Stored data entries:
━━━━━━━━━━━━━━━━━━━━━━━━━━━━━━

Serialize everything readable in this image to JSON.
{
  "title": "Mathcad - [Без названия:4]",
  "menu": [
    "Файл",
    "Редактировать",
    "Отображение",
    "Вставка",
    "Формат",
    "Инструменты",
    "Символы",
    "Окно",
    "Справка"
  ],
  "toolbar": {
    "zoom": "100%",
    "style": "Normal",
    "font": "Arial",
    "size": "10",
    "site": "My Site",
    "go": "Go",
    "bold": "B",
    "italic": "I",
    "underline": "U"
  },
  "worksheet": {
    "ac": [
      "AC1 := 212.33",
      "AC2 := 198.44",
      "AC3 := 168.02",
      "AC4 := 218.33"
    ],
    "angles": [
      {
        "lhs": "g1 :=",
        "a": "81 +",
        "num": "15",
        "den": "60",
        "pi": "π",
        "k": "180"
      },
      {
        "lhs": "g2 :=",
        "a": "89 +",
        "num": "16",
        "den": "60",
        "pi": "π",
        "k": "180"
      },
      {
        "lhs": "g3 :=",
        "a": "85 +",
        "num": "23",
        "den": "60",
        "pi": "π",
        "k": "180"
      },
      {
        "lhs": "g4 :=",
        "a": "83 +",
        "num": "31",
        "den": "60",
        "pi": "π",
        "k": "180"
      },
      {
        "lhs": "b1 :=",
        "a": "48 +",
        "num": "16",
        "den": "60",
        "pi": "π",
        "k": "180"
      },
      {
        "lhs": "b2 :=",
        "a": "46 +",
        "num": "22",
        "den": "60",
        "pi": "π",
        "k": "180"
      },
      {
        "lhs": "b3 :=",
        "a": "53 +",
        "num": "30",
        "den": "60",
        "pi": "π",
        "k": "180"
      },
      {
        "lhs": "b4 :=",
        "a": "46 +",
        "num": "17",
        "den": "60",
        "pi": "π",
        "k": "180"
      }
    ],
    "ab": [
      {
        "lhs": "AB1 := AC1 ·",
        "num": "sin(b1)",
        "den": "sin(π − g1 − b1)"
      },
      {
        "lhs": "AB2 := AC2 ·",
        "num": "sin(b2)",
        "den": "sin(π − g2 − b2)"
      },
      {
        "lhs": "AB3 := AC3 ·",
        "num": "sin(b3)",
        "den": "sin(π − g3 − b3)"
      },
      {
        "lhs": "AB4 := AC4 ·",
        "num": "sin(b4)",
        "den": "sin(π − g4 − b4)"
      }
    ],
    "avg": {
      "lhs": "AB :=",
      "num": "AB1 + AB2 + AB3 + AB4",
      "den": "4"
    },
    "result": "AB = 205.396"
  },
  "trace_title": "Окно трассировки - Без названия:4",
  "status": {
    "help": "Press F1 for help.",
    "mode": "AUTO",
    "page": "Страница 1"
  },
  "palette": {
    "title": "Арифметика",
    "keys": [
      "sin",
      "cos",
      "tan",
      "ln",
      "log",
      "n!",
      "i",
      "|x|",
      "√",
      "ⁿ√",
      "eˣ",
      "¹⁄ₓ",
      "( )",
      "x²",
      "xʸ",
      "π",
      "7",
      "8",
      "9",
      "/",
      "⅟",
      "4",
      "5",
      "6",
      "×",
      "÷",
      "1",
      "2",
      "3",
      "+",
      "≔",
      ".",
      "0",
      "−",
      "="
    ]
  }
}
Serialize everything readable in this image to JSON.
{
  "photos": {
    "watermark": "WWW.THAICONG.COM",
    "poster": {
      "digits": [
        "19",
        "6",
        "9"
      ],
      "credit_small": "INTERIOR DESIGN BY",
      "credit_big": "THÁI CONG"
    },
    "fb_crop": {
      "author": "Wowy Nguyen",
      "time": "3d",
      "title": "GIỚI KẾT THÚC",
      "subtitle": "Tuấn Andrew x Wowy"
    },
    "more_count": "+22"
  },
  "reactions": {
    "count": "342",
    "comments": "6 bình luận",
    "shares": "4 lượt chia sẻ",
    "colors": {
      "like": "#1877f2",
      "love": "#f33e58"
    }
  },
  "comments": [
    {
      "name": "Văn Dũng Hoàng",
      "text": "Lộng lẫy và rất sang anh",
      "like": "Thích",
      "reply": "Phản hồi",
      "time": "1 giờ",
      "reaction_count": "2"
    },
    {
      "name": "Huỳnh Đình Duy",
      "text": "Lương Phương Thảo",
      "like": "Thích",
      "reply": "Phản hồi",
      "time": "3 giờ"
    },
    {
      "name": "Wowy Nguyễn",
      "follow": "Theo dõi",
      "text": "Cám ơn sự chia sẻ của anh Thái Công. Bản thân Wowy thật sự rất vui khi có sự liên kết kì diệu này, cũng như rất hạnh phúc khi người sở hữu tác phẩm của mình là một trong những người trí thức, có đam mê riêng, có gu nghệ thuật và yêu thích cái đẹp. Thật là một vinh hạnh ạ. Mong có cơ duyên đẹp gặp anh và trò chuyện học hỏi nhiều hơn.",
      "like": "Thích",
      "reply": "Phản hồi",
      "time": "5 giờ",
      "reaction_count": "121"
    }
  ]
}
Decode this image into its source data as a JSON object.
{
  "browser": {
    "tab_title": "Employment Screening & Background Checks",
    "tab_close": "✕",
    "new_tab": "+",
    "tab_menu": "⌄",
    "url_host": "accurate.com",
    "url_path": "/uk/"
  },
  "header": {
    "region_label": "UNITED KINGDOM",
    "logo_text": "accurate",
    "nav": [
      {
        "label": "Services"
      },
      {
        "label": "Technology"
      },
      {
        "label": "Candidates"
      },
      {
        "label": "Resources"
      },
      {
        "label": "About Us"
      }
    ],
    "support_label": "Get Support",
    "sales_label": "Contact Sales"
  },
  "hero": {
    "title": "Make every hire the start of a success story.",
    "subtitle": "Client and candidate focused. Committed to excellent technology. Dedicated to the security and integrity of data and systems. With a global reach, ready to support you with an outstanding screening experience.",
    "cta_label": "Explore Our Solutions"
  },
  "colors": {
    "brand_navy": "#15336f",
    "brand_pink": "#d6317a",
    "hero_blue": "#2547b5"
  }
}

━━━━━━━━━━━━━━━━━━━━━━━━━━━━━━

WHAT TO DO —
Set down all of the records shown above once more, exactly.

WORKED SOLUTION —
Serialize everything readable in this image to JSON.
{
  "title": "Mathcad - [Без названия:4]",
  "menu": [
    "Файл",
    "Редактировать",
    "Отображение",
    "Вставка",
    "Формат",
    "Инструменты",
    "Символы",
    "Окно",
    "Справка"
  ],
  "toolbar": {
    "zoom": "100%",
    "style": "Normal",
    "font": "Arial",
    "size": "10",
    "site": "My Site",
    "go": "Go",
    "bold": "B",
    "italic": "I",
    "underline": "U"
  },
  "worksheet": {
    "ac": [
      "AC1 := 212.33",
      "AC2 := 198.44",
      "AC3 := 168.02",
      "AC4 := 218.33"
    ],
    "angles": [
      {
        "lhs": "g1 :=",
        "a": "81 +",
        "num": "15",
        "den": "60",
        "pi": "π",
        "k": "180"
      },
      {
        "lhs": "g2 :=",
        "a": "89 +",
        "num": "16",
        "den": "60",
        "pi": "π",
        "k": "180"
      },
      {
        "lhs": "g3 :=",
        "a": "85 +",
        "num": "23",
        "den": "60",
        "pi": "π",
        "k": "180"
      },
      {
        "lhs": "g4 :=",
        "a": "83 +",
        "num": "31",
        "den": "60",
        "pi": "π",
        "k": "180"
      },
      {
        "lhs": "b1 :=",
        "a": "48 +",
        "num": "16",
        "den": "60",
        "pi": "π",
        "k": "180"
      },
      {
        "lhs": "b2 :=",
        "a": "46 +",
        "num": "22",
        "den": "60",
        "pi": "π",
        "k": "180"
      },
      {
        "lhs": "b3 :=",
        "a": "53 +",
        "num": "30",
        "den": "60",
        "pi": "π",
        "k": "180"
      },
      {
        "lhs": "b4 :=",
        "a": "46 +",
        "num": "17",
        "den": "60",
        "pi": "π",
        "k": "180"
      }
    ],
    "ab": [
      {
        "lhs": "AB1 := AC1 ·",
        "num": "sin(b1)",
        "den": "sin(π − g1 − b1)"
      },
      {
        "lhs": "AB2 := AC2 ·",
        "num": "sin(b2)",
        "den": "sin(π − g2 − b2)"
      },
      {
        "lhs": "AB3 := AC3 ·",
        "num": "sin(b3)",
        "den": "sin(π − g3 − b3)"
      },
      {
        "lhs": "AB4 := AC4 ·",
        "num": "sin(b4)",
        "den": "sin(π − g4 − b4)"
      }
    ],
    "avg": {
      "lhs": "AB :=",
      "num": "AB1 + AB2 + AB3 + AB4",
      "den": "4"
    },
    "result": "AB = 205.396"
  },
  "trace_title": "Окно трассировки - Без названия:4",
  "status": {
    "help": "Press F1 for help.",
    "mode": "AUTO",
    "page": "Страница 1"
  },
  "palette": {
    "title": "Арифметика",
    "keys": [
      "sin",
      "cos",
      "tan",
      "ln",
      "log",
      "n!",
      "i",
      "|x|",
      "√",
      "ⁿ√",
      "eˣ",
      "¹⁄ₓ",
      "( )",
      "x²",
      "xʸ",
      "π",
      "7",
      "8",
      "9",
      "/",
      "⅟",
      "4",
      "5",
      "6",
      "×",
      "÷",
      "1",
      "2",
      "3",
      "+",
      "≔",
      ".",
      "0",
      "−",
      "="
    ]
  }
}
Serialize everything readable in this image to JSON.
{
  "photos": {
    "watermark": "WWW.THAICONG.COM",
    "poster": {
      "digits": [
        "19",
        "6",
        "9"
      ],
      "credit_small": "INTERIOR DESIGN BY",
      "credit_big": "THÁI CONG"
    },
    "fb_crop": {
      "author": "Wowy Nguyen",
      "time": "3d",
      "title": "GIỚI KẾT THÚC",
      "subtitle": "Tuấn Andrew x Wowy"
    },
    "more_count": "+22"
  },
  "reactions": {
    "count": "342",
    "comments": "6 bình luận",
    "shares": "4 lượt chia sẻ",
    "colors": {
      "like": "#1877f2",
      "love": "#f33e58"
    }
  },
  "comments": [
    {
      "name": "Văn Dũng Hoàng",
      "text": "Lộng lẫy và rất sang anh",
      "like": "Thích",
      "reply": "Phản hồi",
      "time": "1 giờ",
      "reaction_count": "2"
    },
    {
      "name": "Huỳnh Đình Duy",
      "text": "Lương Phương Thảo",
      "like": "Thích",
      "reply": "Phản hồi",
      "time": "3 giờ"
    },
    {
      "name": "Wowy Nguyễn",
      "follow": "Theo dõi",
      "text": "Cám ơn sự chia sẻ của anh Thái Công. Bản thân Wowy thật sự rất vui khi có sự liên kết kì diệu này, cũng như rất hạnh phúc khi người sở hữu tác phẩm của mình là một trong những người trí thức, có đam mê riêng, có gu nghệ thuật và yêu thích cái đẹp. Thật là một vinh hạnh ạ. Mong có cơ duyên đẹp gặp anh và trò chuyện học hỏi nhiều hơn.",
      "like": "Thích",
      "reply": "Phản hồi",
      "time": "5 giờ",
      "reaction_count": "121"
    }
  ]
}
Decode this image into its source data as a JSON object.
{
  "browser": {
    "tab_title": "Employment Screening & Background Checks",
    "tab_close": "✕",
    "new_tab": "+",
    "tab_menu": "⌄",
    "url_host": "accurate.com",
    "url_path": "/uk/"
  },
  "header": {
    "region_label": "UNITED KINGDOM",
    "logo_text": "accurate",
    "nav": [
      {
        "label": "Services"
      },
      {
        "label": "Technology"
      },
      {
        "label": "Candidates"
      },
      {
        "label": "Resources"
      },
      {
        "label": "About Us"
      }
    ],
    "support_label": "Get Support",
    "sales_label": "Contact Sales"
  },
  "hero": {
    "title": "Make every hire the start of a success story.",
    "subtitle": "Client and candidate focused. Committed to excellent technology. Dedicated to the security and integrity of data and systems. With a global reach, ready to support you with an outstanding screening experience.",
    "cta_label": "Explore Our Solutions"
  },
  "colors": {
    "brand_navy": "#15336f",
    "brand_pink": "#d6317a",
    "hero_blue": "#2547b5"
  }
}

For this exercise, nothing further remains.